Goal → Check the listing below for lines with the word "original" and say how many there are, with nothing but the number.

(Dataset records on visual material)
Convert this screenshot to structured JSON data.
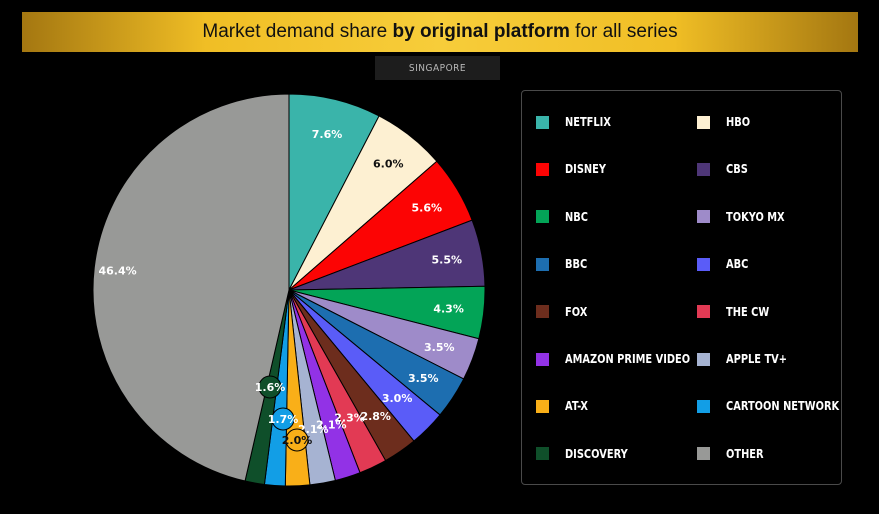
{
  "title": {
    "prefix": "Market demand share ",
    "bold": "by original platform",
    "suffix": " for all series"
  },
  "subtitle": "SINGAPORE",
  "chart_data": {
    "type": "pie",
    "title": "Market demand share by original platform for all series",
    "subtitle": "SINGAPORE",
    "legend_position": "right",
    "slices": [
      {
        "name": "NETFLIX",
        "value": 7.6,
        "color": "#3ab4aa",
        "label": "7.6%"
      },
      {
        "name": "HBO",
        "value": 6.0,
        "color": "#fdf0d2",
        "label": "6.0%"
      },
      {
        "name": "DISNEY",
        "value": 5.6,
        "color": "#fc0404",
        "label": "5.6%"
      },
      {
        "name": "CBS",
        "value": 5.5,
        "color": "#4e3677",
        "label": "5.5%"
      },
      {
        "name": "NBC",
        "value": 4.3,
        "color": "#03a457",
        "label": "4.3%"
      },
      {
        "name": "TOKYO MX",
        "value": 3.5,
        "color": "#9e8bc9",
        "label": "3.5%"
      },
      {
        "name": "BBC",
        "value": 3.5,
        "color": "#1d6eb0",
        "label": "3.5%"
      },
      {
        "name": "ABC",
        "value": 3.0,
        "color": "#5a5cf8",
        "label": "3.0%"
      },
      {
        "name": "FOX",
        "value": 2.8,
        "color": "#6d2d1d",
        "label": "2.8%"
      },
      {
        "name": "THE CW",
        "value": 2.3,
        "color": "#e23a54",
        "label": "2.3%"
      },
      {
        "name": "AMAZON PRIME VIDEO",
        "value": 2.1,
        "color": "#9232e6",
        "label": "2.1%"
      },
      {
        "name": "APPLE TV+",
        "value": 2.1,
        "color": "#a6b3d2",
        "label": "2.1%"
      },
      {
        "name": "AT-X",
        "value": 2.0,
        "color": "#f9af18",
        "label": "2.0%"
      },
      {
        "name": "CARTOON NETWORK",
        "value": 1.7,
        "color": "#129ee6",
        "label": "1.7%"
      },
      {
        "name": "DISCOVERY",
        "value": 1.6,
        "color": "#0f4f2a",
        "label": "1.6%"
      },
      {
        "name": "OTHER",
        "value": 46.4,
        "color": "#989997",
        "label": "46.4%"
      }
    ]
  },
  "legend": {
    "items": [
      {
        "label": "NETFLIX",
        "color": "#3ab4aa"
      },
      {
        "label": "HBO",
        "color": "#fdf0d2"
      },
      {
        "label": "DISNEY",
        "color": "#fc0404"
      },
      {
        "label": "CBS",
        "color": "#4e3677"
      },
      {
        "label": "NBC",
        "color": "#03a457"
      },
      {
        "label": "TOKYO MX",
        "color": "#9e8bc9"
      },
      {
        "label": "BBC",
        "color": "#1d6eb0"
      },
      {
        "label": "ABC",
        "color": "#5a5cf8"
      },
      {
        "label": "FOX",
        "color": "#6d2d1d"
      },
      {
        "label": "THE CW",
        "color": "#e23a54"
      },
      {
        "label": "AMAZON PRIME VIDEO",
        "color": "#9232e6"
      },
      {
        "label": "APPLE TV+",
        "color": "#a6b3d2"
      },
      {
        "label": "AT-X",
        "color": "#f9af18"
      },
      {
        "label": "CARTOON NETWORK",
        "color": "#129ee6"
      },
      {
        "label": "DISCOVERY",
        "color": "#0f4f2a"
      },
      {
        "label": "OTHER",
        "color": "#989997"
      }
    ]
  }
}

Output for this exercise → 2